AIM:
Reproduce the listing below without changes, except that pictures are left out.

LISTING:

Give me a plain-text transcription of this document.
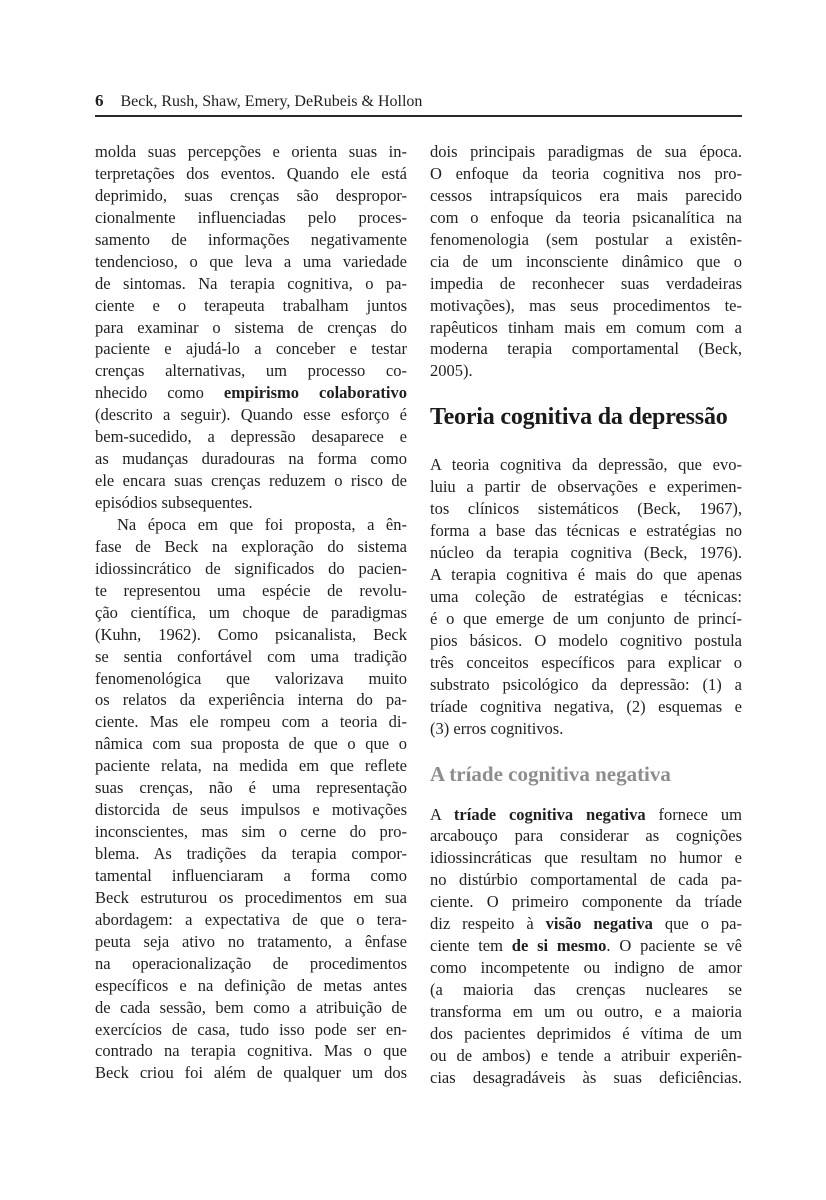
6 Beck, Rush, Shaw, Emery, DeRubeis & Hollon
molda suas percepções e orienta suas in-
terpretações dos eventos. Quando ele está
deprimido, suas crenças são despropor-
cionalmente influenciadas pelo proces-
samento de informações negativamente
tendencioso, o que leva a uma variedade
de sintomas. Na terapia cognitiva, o pa-
ciente e o terapeuta trabalham juntos
para examinar o sistema de crenças do
paciente e ajudá-lo a conceber e testar
crenças alternativas, um processo co-
nhecido como empirismo colaborativo
(descrito a seguir). Quando esse esforço é
bem-sucedido, a depressão desaparece e
as mudanças duradouras na forma como
ele encara suas crenças reduzem o risco de
episódios subsequentes.
Na época em que foi proposta, a ên-
fase de Beck na exploração do sistema
idiossincrático de significados do pacien-
te representou uma espécie de revolu-
ção científica, um choque de paradigmas
(Kuhn, 1962). Como psicanalista, Beck
se sentia confortável com uma tradição
fenomenológica que valorizava muito
os relatos da experiência interna do pa-
ciente. Mas ele rompeu com a teoria di-
nâmica com sua proposta de que o que o
paciente relata, na medida em que reflete
suas crenças, não é uma representação
distorcida de seus impulsos e motivações
inconscientes, mas sim o cerne do pro-
blema. As tradições da terapia compor-
tamental influenciaram a forma como
Beck estruturou os procedimentos em sua
abordagem: a expectativa de que o tera-
peuta seja ativo no tratamento, a ênfase
na operacionalização de procedimentos
específicos e na definição de metas antes
de cada sessão, bem como a atribuição de
exercícios de casa, tudo isso pode ser en-
contrado na terapia cognitiva. Mas o que
Beck criou foi além de qualquer um dos
dois principais paradigmas de sua época.
O enfoque da teoria cognitiva nos pro-
cessos intrapsíquicos era mais parecido
com o enfoque da teoria psicanalítica na
fenomenologia (sem postular a existên-
cia de um inconsciente dinâmico que o
impedia de reconhecer suas verdadeiras
motivações), mas seus procedimentos te-
rapêuticos tinham mais em comum com a
moderna terapia comportamental (Beck,
2005).
Teoria cognitiva da depressão
A teoria cognitiva da depressão, que evo-
luiu a partir de observações e experimen-
tos clínicos sistemáticos (Beck, 1967),
forma a base das técnicas e estratégias no
núcleo da terapia cognitiva (Beck, 1976).
A terapia cognitiva é mais do que apenas
uma coleção de estratégias e técnicas:
é o que emerge de um conjunto de princí-
pios básicos. O modelo cognitivo postula
três conceitos específicos para explicar o
substrato psicológico da depressão: (1) a
tríade cognitiva negativa, (2) esquemas e
(3) erros cognitivos.
A tríade cognitiva negativa
A tríade cognitiva negativa fornece um
arcabouço para considerar as cognições
idiossincráticas que resultam no humor e
no distúrbio comportamental de cada pa-
ciente. O primeiro componente da tríade
diz respeito à visão negativa que o pa-
ciente tem de si mesmo. O paciente se vê
como incompetente ou indigno de amor
(a maioria das crenças nucleares se
transforma em um ou outro, e a maioria
dos pacientes deprimidos é vítima de um
ou de ambos) e tende a atribuir experiên-
cias desagradáveis às suas deficiências.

FINISHED TASK:
Give me a plain-text transcription of this document.
6 Beck, Rush, Shaw, Emery, DeRubeis & Hollon
molda suas percepções e orienta suas in-
terpretações dos eventos. Quando ele está
deprimido, suas crenças são despropor-
cionalmente influenciadas pelo proces-
samento de informações negativamente
tendencioso, o que leva a uma variedade
de sintomas. Na terapia cognitiva, o pa-
ciente e o terapeuta trabalham juntos
para examinar o sistema de crenças do
paciente e ajudá-lo a conceber e testar
crenças alternativas, um processo co-
nhecido como empirismo colaborativo
(descrito a seguir). Quando esse esforço é
bem-sucedido, a depressão desaparece e
as mudanças duradouras na forma como
ele encara suas crenças reduzem o risco de
episódios subsequentes.
Na época em que foi proposta, a ên-
fase de Beck na exploração do sistema
idiossincrático de significados do pacien-
te representou uma espécie de revolu-
ção científica, um choque de paradigmas
(Kuhn, 1962). Como psicanalista, Beck
se sentia confortável com uma tradição
fenomenológica que valorizava muito
os relatos da experiência interna do pa-
ciente. Mas ele rompeu com a teoria di-
nâmica com sua proposta de que o que o
paciente relata, na medida em que reflete
suas crenças, não é uma representação
distorcida de seus impulsos e motivações
inconscientes, mas sim o cerne do pro-
blema. As tradições da terapia compor-
tamental influenciaram a forma como
Beck estruturou os procedimentos em sua
abordagem: a expectativa de que o tera-
peuta seja ativo no tratamento, a ênfase
na operacionalização de procedimentos
específicos e na definição de metas antes
de cada sessão, bem como a atribuição de
exercícios de casa, tudo isso pode ser en-
contrado na terapia cognitiva. Mas o que
Beck criou foi além de qualquer um dos
dois principais paradigmas de sua época.
O enfoque da teoria cognitiva nos pro-
cessos intrapsíquicos era mais parecido
com o enfoque da teoria psicanalítica na
fenomenologia (sem postular a existên-
cia de um inconsciente dinâmico que o
impedia de reconhecer suas verdadeiras
motivações), mas seus procedimentos te-
rapêuticos tinham mais em comum com a
moderna terapia comportamental (Beck,
2005).
Teoria cognitiva da depressão
A teoria cognitiva da depressão, que evo-
luiu a partir de observações e experimen-
tos clínicos sistemáticos (Beck, 1967),
forma a base das técnicas e estratégias no
núcleo da terapia cognitiva (Beck, 1976).
A terapia cognitiva é mais do que apenas
uma coleção de estratégias e técnicas:
é o que emerge de um conjunto de princí-
pios básicos. O modelo cognitivo postula
três conceitos específicos para explicar o
substrato psicológico da depressão: (1) a
tríade cognitiva negativa, (2) esquemas e
(3) erros cognitivos.
A tríade cognitiva negativa
A tríade cognitiva negativa fornece um
arcabouço para considerar as cognições
idiossincráticas que resultam no humor e
no distúrbio comportamental de cada pa-
ciente. O primeiro componente da tríade
diz respeito à visão negativa que o pa-
ciente tem de si mesmo. O paciente se vê
como incompetente ou indigno de amor
(a maioria das crenças nucleares se
transforma em um ou outro, e a maioria
dos pacientes deprimidos é vítima de um
ou de ambos) e tende a atribuir experiên-
cias desagradáveis às suas deficiências.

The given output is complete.